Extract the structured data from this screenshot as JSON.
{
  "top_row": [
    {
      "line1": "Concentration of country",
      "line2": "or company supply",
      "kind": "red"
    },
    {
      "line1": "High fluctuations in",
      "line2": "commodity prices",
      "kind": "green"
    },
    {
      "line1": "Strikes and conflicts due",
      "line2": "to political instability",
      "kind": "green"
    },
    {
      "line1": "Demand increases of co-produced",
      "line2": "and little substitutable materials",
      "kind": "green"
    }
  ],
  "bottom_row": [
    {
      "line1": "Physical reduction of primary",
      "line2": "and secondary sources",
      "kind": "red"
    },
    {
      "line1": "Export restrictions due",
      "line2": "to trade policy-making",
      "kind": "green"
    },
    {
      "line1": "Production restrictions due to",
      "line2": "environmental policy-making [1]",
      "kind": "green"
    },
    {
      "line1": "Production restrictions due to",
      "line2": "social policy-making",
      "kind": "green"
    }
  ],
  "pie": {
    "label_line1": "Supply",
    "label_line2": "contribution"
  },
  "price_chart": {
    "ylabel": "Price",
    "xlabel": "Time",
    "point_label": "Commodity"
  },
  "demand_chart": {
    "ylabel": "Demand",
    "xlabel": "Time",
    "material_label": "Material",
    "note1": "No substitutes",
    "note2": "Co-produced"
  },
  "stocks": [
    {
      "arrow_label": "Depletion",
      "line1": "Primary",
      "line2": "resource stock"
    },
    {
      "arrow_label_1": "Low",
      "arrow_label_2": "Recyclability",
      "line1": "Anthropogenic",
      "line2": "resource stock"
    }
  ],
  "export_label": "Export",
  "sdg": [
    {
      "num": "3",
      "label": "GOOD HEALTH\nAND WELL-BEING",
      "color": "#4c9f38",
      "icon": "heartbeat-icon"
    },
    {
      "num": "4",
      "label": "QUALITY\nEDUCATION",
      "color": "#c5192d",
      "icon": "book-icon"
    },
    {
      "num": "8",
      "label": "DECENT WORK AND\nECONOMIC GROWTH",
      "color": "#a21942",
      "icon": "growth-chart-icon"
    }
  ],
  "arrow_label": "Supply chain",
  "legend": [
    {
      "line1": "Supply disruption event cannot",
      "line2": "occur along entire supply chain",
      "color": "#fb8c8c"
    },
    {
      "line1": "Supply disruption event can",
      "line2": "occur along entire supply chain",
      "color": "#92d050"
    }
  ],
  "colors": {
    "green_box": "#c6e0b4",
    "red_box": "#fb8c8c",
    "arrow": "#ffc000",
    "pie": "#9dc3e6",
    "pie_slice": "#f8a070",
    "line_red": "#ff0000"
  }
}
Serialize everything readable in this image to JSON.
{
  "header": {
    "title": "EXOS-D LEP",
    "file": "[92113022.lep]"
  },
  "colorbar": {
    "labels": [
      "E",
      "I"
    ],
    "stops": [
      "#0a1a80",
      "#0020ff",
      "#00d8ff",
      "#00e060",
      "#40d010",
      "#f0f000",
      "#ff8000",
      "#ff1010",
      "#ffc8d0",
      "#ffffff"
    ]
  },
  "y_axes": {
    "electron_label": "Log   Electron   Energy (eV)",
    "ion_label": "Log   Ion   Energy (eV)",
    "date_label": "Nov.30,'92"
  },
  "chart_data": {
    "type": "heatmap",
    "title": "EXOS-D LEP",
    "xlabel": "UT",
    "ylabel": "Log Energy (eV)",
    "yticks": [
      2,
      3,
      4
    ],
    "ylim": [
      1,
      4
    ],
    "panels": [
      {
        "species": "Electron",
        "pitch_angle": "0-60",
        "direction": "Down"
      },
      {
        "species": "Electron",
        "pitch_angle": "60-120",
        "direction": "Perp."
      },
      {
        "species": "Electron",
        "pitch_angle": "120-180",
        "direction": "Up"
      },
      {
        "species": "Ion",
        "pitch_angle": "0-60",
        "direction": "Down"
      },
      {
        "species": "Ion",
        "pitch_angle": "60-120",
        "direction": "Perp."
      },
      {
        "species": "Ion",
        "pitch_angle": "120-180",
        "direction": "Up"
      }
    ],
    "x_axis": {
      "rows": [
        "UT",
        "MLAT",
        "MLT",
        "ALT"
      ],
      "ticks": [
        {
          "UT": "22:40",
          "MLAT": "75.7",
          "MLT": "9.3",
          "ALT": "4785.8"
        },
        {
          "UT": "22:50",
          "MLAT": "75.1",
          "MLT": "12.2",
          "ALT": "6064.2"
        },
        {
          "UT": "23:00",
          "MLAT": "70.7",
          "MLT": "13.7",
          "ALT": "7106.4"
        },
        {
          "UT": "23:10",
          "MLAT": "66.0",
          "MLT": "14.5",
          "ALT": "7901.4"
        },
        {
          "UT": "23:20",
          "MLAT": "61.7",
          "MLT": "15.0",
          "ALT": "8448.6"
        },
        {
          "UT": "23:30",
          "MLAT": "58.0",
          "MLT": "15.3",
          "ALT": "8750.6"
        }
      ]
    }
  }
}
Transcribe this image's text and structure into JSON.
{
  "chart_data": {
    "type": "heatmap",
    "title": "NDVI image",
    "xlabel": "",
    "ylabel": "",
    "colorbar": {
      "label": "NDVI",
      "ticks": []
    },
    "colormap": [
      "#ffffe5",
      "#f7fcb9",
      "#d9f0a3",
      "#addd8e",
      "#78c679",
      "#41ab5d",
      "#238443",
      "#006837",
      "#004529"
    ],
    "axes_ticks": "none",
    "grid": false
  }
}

EXERCISE PROMPT - Pull out every line of the records that includes the string "Energy".

EXERCISE RESULT -
    "electron_label": "Log   Electron   Energy (eV)",
    "ion_label": "Log   Ion   Energy (eV)",
    "ylabel": "Log Energy (eV)",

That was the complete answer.